■ WHAT TO PRODUCE ■
Find each line with the string "Burst" and copy it.

■ EXCERPTED RECORDS ■
_ _ _ _ _ _ _
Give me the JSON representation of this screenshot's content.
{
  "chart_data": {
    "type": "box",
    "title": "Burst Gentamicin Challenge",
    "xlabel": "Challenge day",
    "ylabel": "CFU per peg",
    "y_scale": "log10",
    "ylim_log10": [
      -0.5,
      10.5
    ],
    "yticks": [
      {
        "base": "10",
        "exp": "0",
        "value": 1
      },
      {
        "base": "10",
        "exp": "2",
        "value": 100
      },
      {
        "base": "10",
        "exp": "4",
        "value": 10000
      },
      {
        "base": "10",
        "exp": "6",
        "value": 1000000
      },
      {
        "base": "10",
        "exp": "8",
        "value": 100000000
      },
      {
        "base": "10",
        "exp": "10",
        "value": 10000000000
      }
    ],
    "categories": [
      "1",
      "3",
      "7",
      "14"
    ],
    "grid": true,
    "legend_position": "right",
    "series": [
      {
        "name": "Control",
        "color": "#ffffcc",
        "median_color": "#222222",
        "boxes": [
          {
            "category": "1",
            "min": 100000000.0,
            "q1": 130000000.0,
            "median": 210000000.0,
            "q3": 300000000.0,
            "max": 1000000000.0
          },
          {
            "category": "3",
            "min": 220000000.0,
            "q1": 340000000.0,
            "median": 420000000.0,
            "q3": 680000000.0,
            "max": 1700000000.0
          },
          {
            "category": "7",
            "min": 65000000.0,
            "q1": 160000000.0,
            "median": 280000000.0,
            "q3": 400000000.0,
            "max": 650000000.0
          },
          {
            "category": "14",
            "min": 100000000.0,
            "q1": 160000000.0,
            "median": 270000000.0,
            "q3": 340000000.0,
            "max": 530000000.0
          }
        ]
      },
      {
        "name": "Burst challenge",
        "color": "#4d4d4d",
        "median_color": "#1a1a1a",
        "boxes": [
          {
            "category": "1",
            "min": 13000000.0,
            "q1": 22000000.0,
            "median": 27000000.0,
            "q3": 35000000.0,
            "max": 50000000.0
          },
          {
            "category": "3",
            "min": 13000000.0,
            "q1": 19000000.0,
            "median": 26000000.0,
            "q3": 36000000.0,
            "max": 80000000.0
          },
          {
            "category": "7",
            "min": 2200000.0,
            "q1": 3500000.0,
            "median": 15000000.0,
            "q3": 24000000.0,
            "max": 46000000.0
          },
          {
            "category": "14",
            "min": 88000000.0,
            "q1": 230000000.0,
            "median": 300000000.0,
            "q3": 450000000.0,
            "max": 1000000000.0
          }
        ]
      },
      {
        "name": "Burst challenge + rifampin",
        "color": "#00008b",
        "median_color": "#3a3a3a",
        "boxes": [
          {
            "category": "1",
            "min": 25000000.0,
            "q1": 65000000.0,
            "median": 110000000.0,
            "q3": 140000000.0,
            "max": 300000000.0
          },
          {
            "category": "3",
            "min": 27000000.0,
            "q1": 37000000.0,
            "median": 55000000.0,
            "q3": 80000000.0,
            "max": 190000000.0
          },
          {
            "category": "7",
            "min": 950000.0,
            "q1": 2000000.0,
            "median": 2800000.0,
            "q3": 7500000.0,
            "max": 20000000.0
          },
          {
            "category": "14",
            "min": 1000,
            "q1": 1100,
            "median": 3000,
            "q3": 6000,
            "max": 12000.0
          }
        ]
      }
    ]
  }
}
_ _ _ _ _ _ _
■ ANSWER TO THIS TASK ■
    "title": "Burst Gentamicin Challenge",
        "name": "Burst challenge",
        "name": "Burst challenge + rifampin",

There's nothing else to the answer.